__Task directions__
Write out the stretch of the records from the start through the line containing "- venn-c-count-c15-only: 2: [279, 577, 287, 593]", reproducing each line word for word.

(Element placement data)
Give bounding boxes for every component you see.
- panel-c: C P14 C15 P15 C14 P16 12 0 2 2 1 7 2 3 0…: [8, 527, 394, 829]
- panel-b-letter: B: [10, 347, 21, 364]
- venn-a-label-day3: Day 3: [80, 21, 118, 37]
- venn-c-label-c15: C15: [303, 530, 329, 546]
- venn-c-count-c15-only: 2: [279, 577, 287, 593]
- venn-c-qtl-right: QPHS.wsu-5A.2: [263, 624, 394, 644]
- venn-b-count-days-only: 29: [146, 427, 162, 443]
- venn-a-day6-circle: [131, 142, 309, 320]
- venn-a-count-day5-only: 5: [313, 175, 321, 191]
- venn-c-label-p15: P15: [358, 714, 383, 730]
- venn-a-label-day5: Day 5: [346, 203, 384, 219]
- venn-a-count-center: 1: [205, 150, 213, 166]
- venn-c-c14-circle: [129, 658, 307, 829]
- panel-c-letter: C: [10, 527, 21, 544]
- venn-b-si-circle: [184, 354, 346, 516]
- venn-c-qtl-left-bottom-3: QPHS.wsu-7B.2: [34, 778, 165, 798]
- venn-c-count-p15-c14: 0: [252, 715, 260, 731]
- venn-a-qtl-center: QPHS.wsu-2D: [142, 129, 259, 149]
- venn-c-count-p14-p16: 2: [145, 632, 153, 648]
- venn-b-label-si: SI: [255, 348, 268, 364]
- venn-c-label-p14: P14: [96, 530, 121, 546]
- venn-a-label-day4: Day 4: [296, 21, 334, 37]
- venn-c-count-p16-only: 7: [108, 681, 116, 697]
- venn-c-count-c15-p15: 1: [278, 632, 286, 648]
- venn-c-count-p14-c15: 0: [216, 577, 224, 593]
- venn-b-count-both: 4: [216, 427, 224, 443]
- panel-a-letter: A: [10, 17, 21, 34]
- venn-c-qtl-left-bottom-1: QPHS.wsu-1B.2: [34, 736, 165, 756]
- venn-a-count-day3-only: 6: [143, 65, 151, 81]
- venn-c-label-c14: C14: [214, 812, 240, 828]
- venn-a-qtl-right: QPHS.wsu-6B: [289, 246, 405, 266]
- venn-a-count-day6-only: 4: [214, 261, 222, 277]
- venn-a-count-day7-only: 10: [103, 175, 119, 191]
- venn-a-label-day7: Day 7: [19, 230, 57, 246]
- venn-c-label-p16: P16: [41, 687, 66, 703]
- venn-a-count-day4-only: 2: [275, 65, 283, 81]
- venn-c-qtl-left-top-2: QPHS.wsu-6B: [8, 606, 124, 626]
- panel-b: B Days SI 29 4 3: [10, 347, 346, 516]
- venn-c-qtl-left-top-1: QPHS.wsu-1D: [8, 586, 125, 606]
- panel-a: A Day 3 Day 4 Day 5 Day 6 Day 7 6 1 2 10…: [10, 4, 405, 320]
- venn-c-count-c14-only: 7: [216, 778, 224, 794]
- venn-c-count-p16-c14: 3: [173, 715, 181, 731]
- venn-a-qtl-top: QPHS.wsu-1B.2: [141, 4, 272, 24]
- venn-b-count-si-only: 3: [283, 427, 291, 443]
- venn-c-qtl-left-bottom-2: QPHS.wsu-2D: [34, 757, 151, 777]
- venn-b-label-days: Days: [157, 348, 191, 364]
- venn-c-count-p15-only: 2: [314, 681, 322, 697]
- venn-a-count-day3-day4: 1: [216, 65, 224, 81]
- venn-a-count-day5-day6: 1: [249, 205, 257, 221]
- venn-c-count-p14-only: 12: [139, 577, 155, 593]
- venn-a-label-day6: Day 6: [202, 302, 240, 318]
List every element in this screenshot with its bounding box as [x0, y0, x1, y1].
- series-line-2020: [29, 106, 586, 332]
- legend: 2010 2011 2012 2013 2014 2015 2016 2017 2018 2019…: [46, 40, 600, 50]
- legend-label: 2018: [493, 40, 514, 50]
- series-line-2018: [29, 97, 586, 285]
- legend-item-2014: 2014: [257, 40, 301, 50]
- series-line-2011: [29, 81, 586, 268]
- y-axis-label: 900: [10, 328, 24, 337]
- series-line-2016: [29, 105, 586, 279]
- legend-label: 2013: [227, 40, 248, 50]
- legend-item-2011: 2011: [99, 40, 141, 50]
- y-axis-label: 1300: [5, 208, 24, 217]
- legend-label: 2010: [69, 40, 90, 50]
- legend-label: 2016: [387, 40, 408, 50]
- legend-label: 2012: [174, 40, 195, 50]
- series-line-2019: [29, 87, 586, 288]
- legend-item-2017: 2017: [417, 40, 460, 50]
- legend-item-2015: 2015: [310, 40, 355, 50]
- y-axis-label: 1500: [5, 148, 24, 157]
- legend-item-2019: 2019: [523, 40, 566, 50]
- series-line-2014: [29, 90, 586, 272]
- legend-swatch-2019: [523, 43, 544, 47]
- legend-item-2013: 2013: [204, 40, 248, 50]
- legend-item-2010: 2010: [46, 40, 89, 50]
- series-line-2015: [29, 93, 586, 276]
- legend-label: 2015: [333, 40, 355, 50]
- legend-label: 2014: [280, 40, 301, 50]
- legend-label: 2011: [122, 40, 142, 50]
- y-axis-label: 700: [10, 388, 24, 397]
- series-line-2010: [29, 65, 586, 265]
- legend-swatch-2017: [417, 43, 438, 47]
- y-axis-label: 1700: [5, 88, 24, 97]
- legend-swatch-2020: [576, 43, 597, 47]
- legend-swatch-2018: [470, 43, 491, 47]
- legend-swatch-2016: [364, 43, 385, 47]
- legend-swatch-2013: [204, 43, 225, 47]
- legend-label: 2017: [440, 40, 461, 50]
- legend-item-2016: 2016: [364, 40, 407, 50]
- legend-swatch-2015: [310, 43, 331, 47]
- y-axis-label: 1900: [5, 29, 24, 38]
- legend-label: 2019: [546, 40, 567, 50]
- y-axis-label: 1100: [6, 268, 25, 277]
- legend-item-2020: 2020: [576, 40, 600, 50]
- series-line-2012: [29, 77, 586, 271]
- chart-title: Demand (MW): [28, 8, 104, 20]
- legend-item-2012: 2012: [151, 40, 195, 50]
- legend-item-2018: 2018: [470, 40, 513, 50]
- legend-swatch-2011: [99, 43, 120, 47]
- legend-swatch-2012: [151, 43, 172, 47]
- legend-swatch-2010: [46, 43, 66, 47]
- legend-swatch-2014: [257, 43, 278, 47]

__Response__
Give bounding boxes for every component you see.
- panel-c: C P14 C15 P15 C14 P16 12 0 2 2 1 7 2 3 0…: [8, 527, 394, 829]
- panel-b-letter: B: [10, 347, 21, 364]
- venn-a-label-day3: Day 3: [80, 21, 118, 37]
- venn-c-label-c15: C15: [303, 530, 329, 546]
- venn-c-count-c15-only: 2: [279, 577, 287, 593]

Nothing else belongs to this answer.